══ Material to process
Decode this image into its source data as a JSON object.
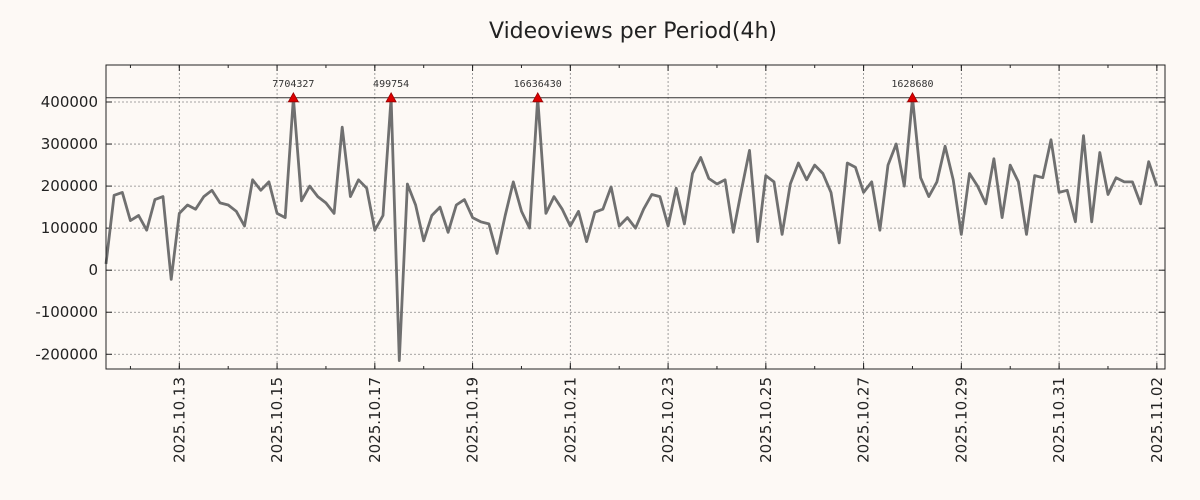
{
  "chart_data": {
    "type": "line",
    "title": "Videoviews per Period(4h)",
    "xlabel": "",
    "ylabel": "",
    "ylim": [
      -235000,
      488000
    ],
    "yticks": [
      -200000,
      -100000,
      0,
      100000,
      200000,
      300000,
      400000
    ],
    "ytick_labels": [
      "-200000",
      "-100000",
      "0",
      "100000",
      "200000",
      "300000",
      "400000"
    ],
    "x_start": "2025-10-11T12:00",
    "x_end": "2025-11-02T04:00",
    "xticks": [
      {
        "date": "2025-10-13",
        "label": "2025.10.13"
      },
      {
        "date": "2025-10-15",
        "label": "2025.10.15"
      },
      {
        "date": "2025-10-17",
        "label": "2025.10.17"
      },
      {
        "date": "2025-10-19",
        "label": "2025.10.19"
      },
      {
        "date": "2025-10-21",
        "label": "2025.10.21"
      },
      {
        "date": "2025-10-23",
        "label": "2025.10.23"
      },
      {
        "date": "2025-10-25",
        "label": "2025.10.25"
      },
      {
        "date": "2025-10-27",
        "label": "2025.10.27"
      },
      {
        "date": "2025-10-29",
        "label": "2025.10.29"
      },
      {
        "date": "2025-10-31",
        "label": "2025.10.31"
      },
      {
        "date": "2025-11-02",
        "label": "2025.11.02"
      }
    ],
    "cap_line": 410000,
    "grid": true,
    "line_color": "#707070",
    "marker_color": "#dd0000",
    "series": [
      {
        "name": "Videoviews",
        "points": [
          [
            "2025-10-11T12:00",
            15000
          ],
          [
            "2025-10-11T16:00",
            178000
          ],
          [
            "2025-10-11T20:00",
            185000
          ],
          [
            "2025-10-12T00:00",
            118000
          ],
          [
            "2025-10-12T04:00",
            130000
          ],
          [
            "2025-10-12T08:00",
            95000
          ],
          [
            "2025-10-12T12:00",
            168000
          ],
          [
            "2025-10-12T16:00",
            175000
          ],
          [
            "2025-10-12T20:00",
            -22000
          ],
          [
            "2025-10-13T00:00",
            135000
          ],
          [
            "2025-10-13T04:00",
            155000
          ],
          [
            "2025-10-13T08:00",
            145000
          ],
          [
            "2025-10-13T12:00",
            175000
          ],
          [
            "2025-10-13T16:00",
            190000
          ],
          [
            "2025-10-13T20:00",
            160000
          ],
          [
            "2025-10-14T00:00",
            155000
          ],
          [
            "2025-10-14T04:00",
            140000
          ],
          [
            "2025-10-14T08:00",
            105000
          ],
          [
            "2025-10-14T12:00",
            215000
          ],
          [
            "2025-10-14T16:00",
            190000
          ],
          [
            "2025-10-14T20:00",
            210000
          ],
          [
            "2025-10-15T00:00",
            135000
          ],
          [
            "2025-10-15T04:00",
            125000
          ],
          [
            "2025-10-15T08:00",
            410000
          ],
          [
            "2025-10-15T12:00",
            165000
          ],
          [
            "2025-10-15T16:00",
            200000
          ],
          [
            "2025-10-15T20:00",
            175000
          ],
          [
            "2025-10-16T00:00",
            160000
          ],
          [
            "2025-10-16T04:00",
            135000
          ],
          [
            "2025-10-16T08:00",
            340000
          ],
          [
            "2025-10-16T12:00",
            175000
          ],
          [
            "2025-10-16T16:00",
            215000
          ],
          [
            "2025-10-16T20:00",
            195000
          ],
          [
            "2025-10-17T00:00",
            95000
          ],
          [
            "2025-10-17T04:00",
            130000
          ],
          [
            "2025-10-17T08:00",
            410000
          ],
          [
            "2025-10-17T12:00",
            -215000
          ],
          [
            "2025-10-17T16:00",
            205000
          ],
          [
            "2025-10-17T20:00",
            155000
          ],
          [
            "2025-10-18T00:00",
            70000
          ],
          [
            "2025-10-18T04:00",
            130000
          ],
          [
            "2025-10-18T08:00",
            150000
          ],
          [
            "2025-10-18T12:00",
            90000
          ],
          [
            "2025-10-18T16:00",
            155000
          ],
          [
            "2025-10-18T20:00",
            168000
          ],
          [
            "2025-10-19T00:00",
            125000
          ],
          [
            "2025-10-19T04:00",
            115000
          ],
          [
            "2025-10-19T08:00",
            110000
          ],
          [
            "2025-10-19T12:00",
            40000
          ],
          [
            "2025-10-19T16:00",
            130000
          ],
          [
            "2025-10-19T20:00",
            210000
          ],
          [
            "2025-10-20T00:00",
            140000
          ],
          [
            "2025-10-20T04:00",
            100000
          ],
          [
            "2025-10-20T08:00",
            410000
          ],
          [
            "2025-10-20T12:00",
            135000
          ],
          [
            "2025-10-20T16:00",
            175000
          ],
          [
            "2025-10-20T20:00",
            145000
          ],
          [
            "2025-10-21T00:00",
            105000
          ],
          [
            "2025-10-21T04:00",
            140000
          ],
          [
            "2025-10-21T08:00",
            68000
          ],
          [
            "2025-10-21T12:00",
            138000
          ],
          [
            "2025-10-21T16:00",
            145000
          ],
          [
            "2025-10-21T20:00",
            198000
          ],
          [
            "2025-10-22T00:00",
            105000
          ],
          [
            "2025-10-22T04:00",
            125000
          ],
          [
            "2025-10-22T08:00",
            100000
          ],
          [
            "2025-10-22T12:00",
            145000
          ],
          [
            "2025-10-22T16:00",
            180000
          ],
          [
            "2025-10-22T20:00",
            175000
          ],
          [
            "2025-10-23T00:00",
            105000
          ],
          [
            "2025-10-23T04:00",
            195000
          ],
          [
            "2025-10-23T08:00",
            110000
          ],
          [
            "2025-10-23T12:00",
            230000
          ],
          [
            "2025-10-23T16:00",
            268000
          ],
          [
            "2025-10-23T20:00",
            218000
          ],
          [
            "2025-10-24T00:00",
            205000
          ],
          [
            "2025-10-24T04:00",
            215000
          ],
          [
            "2025-10-24T08:00",
            90000
          ],
          [
            "2025-10-24T12:00",
            190000
          ],
          [
            "2025-10-24T16:00",
            285000
          ],
          [
            "2025-10-24T20:00",
            68000
          ],
          [
            "2025-10-25T00:00",
            225000
          ],
          [
            "2025-10-25T04:00",
            210000
          ],
          [
            "2025-10-25T08:00",
            85000
          ],
          [
            "2025-10-25T12:00",
            205000
          ],
          [
            "2025-10-25T16:00",
            255000
          ],
          [
            "2025-10-25T20:00",
            215000
          ],
          [
            "2025-10-26T00:00",
            250000
          ],
          [
            "2025-10-26T04:00",
            230000
          ],
          [
            "2025-10-26T08:00",
            185000
          ],
          [
            "2025-10-26T12:00",
            65000
          ],
          [
            "2025-10-26T16:00",
            255000
          ],
          [
            "2025-10-26T20:00",
            245000
          ],
          [
            "2025-10-27T00:00",
            185000
          ],
          [
            "2025-10-27T04:00",
            210000
          ],
          [
            "2025-10-27T08:00",
            95000
          ],
          [
            "2025-10-27T12:00",
            250000
          ],
          [
            "2025-10-27T16:00",
            300000
          ],
          [
            "2025-10-27T20:00",
            200000
          ],
          [
            "2025-10-28T00:00",
            410000
          ],
          [
            "2025-10-28T04:00",
            220000
          ],
          [
            "2025-10-28T08:00",
            175000
          ],
          [
            "2025-10-28T12:00",
            210000
          ],
          [
            "2025-10-28T16:00",
            295000
          ],
          [
            "2025-10-28T20:00",
            215000
          ],
          [
            "2025-10-29T00:00",
            85000
          ],
          [
            "2025-10-29T04:00",
            230000
          ],
          [
            "2025-10-29T08:00",
            200000
          ],
          [
            "2025-10-29T12:00",
            158000
          ],
          [
            "2025-10-29T16:00",
            265000
          ],
          [
            "2025-10-29T20:00",
            125000
          ],
          [
            "2025-10-30T00:00",
            250000
          ],
          [
            "2025-10-30T04:00",
            210000
          ],
          [
            "2025-10-30T08:00",
            85000
          ],
          [
            "2025-10-30T12:00",
            225000
          ],
          [
            "2025-10-30T16:00",
            220000
          ],
          [
            "2025-10-30T20:00",
            310000
          ],
          [
            "2025-10-31T00:00",
            185000
          ],
          [
            "2025-10-31T04:00",
            190000
          ],
          [
            "2025-10-31T08:00",
            115000
          ],
          [
            "2025-10-31T12:00",
            320000
          ],
          [
            "2025-10-31T16:00",
            115000
          ],
          [
            "2025-10-31T20:00",
            280000
          ],
          [
            "2025-11-01T00:00",
            180000
          ],
          [
            "2025-11-01T04:00",
            220000
          ],
          [
            "2025-11-01T08:00",
            210000
          ],
          [
            "2025-11-01T12:00",
            210000
          ],
          [
            "2025-11-01T16:00",
            158000
          ],
          [
            "2025-11-01T20:00",
            258000
          ],
          [
            "2025-11-02T00:00",
            200000
          ]
        ]
      }
    ],
    "peaks": [
      {
        "date": "2025-10-15T08:00",
        "value": 410000,
        "label": "7704327"
      },
      {
        "date": "2025-10-17T08:00",
        "value": 410000,
        "label": "499754"
      },
      {
        "date": "2025-10-20T08:00",
        "value": 410000,
        "label": "16636430"
      },
      {
        "date": "2025-10-28T00:00",
        "value": 410000,
        "label": "1628680"
      }
    ]
  }
}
════
**Given exercise**
Pick each line holding the word "Videoviews" out of the data and copy it.

**Output for this exercise**
    "title": "Videoviews per Period(4h)",
        "name": "Videoviews",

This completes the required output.